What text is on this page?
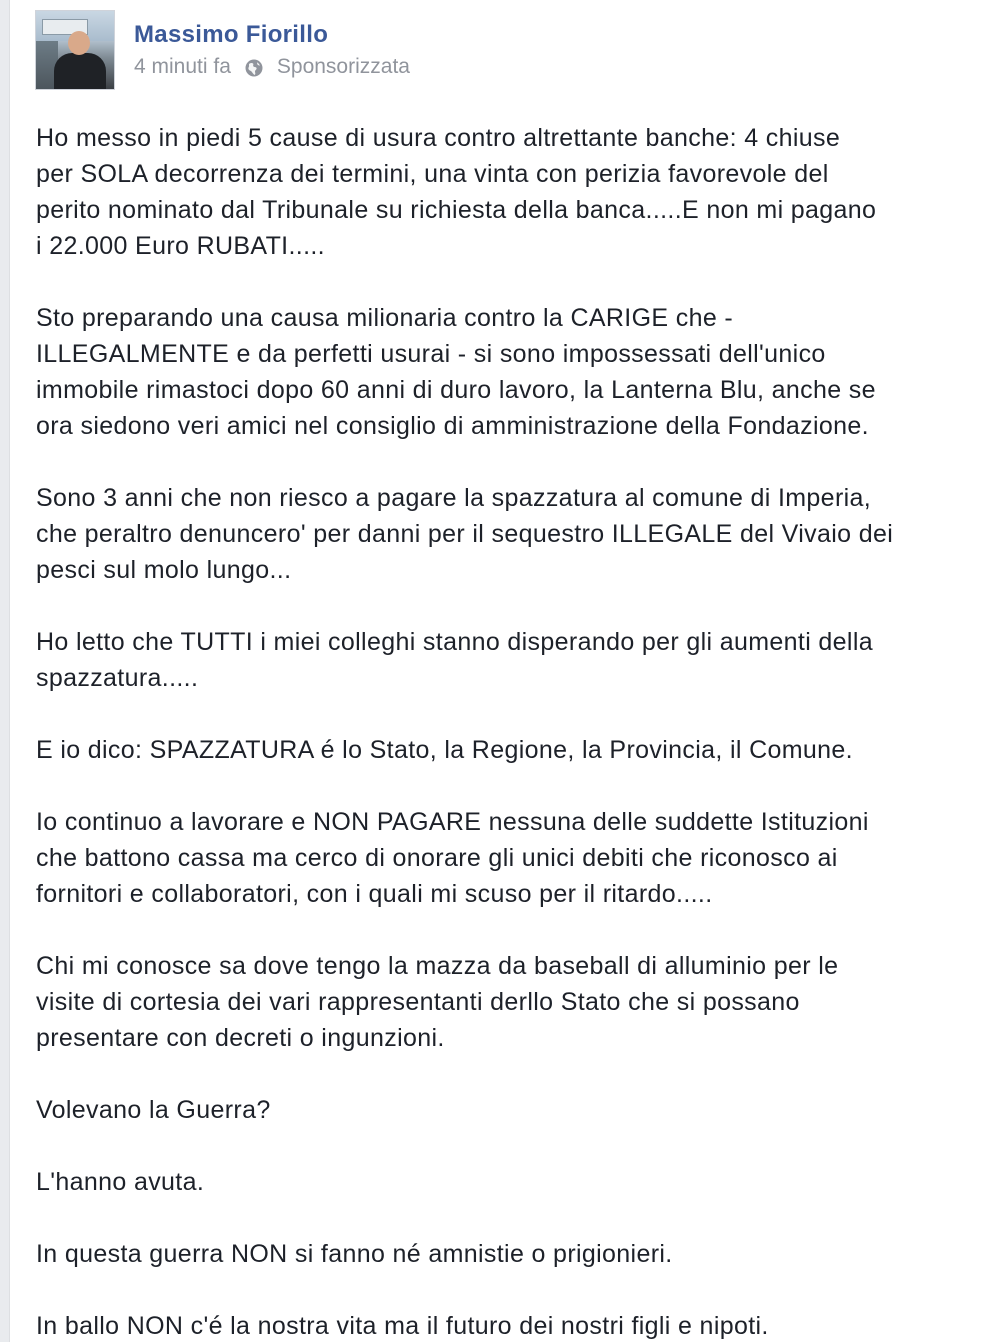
Massimo Fiorillo
4 minuti fa Sponsorizzata

Ho messo in piedi 5 cause di usura contro altrettante banche: 4 chiuse
per SOLA decorrenza dei termini, una vinta con perizia favorevole del
perito nominato dal Tribunale su richiesta della banca.....E non mi pagano
i 22.000 Euro RUBATI.....

Sto preparando una causa milionaria contro la CARIGE che -
ILLEGALMENTE e da perfetti usurai - si sono impossessati dell'unico
immobile rimastoci dopo 60 anni di duro lavoro, la Lanterna Blu, anche se
ora siedono veri amici nel consiglio di amministrazione della Fondazione.

Sono 3 anni che non riesco a pagare la spazzatura al comune di Imperia,
che peraltro denuncero' per danni per il sequestro ILLEGALE del Vivaio dei
pesci sul molo lungo...

Ho letto che TUTTI i miei colleghi stanno disperando per gli aumenti della
spazzatura.....

E io dico: SPAZZATURA é lo Stato, la Regione, la Provincia, il Comune.

Io continuo a lavorare e NON PAGARE nessuna delle suddette Istituzioni
che battono cassa ma cerco di onorare gli unici debiti che riconosco ai
fornitori e collaboratori, con i quali mi scuso per il ritardo.....

Chi mi conosce sa dove tengo la mazza da baseball di alluminio per le
visite di cortesia dei vari rappresentanti derllo Stato che si possano
presentare con decreti o ingunzioni.

Volevano la Guerra?

L'hanno avuta.

In questa guerra NON si fanno né amnistie o prigionieri.

In ballo NON c'é la nostra vita ma il futuro dei nostri figli e nipoti.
————
Scan the material for lines with the word "contro", and copy each line you find.

FINISHED EXERCISE |
Ho messo in piedi 5 cause di usura contro altrettante banche: 4 chiuse
Sto preparando una causa milionaria contro la CARIGE che -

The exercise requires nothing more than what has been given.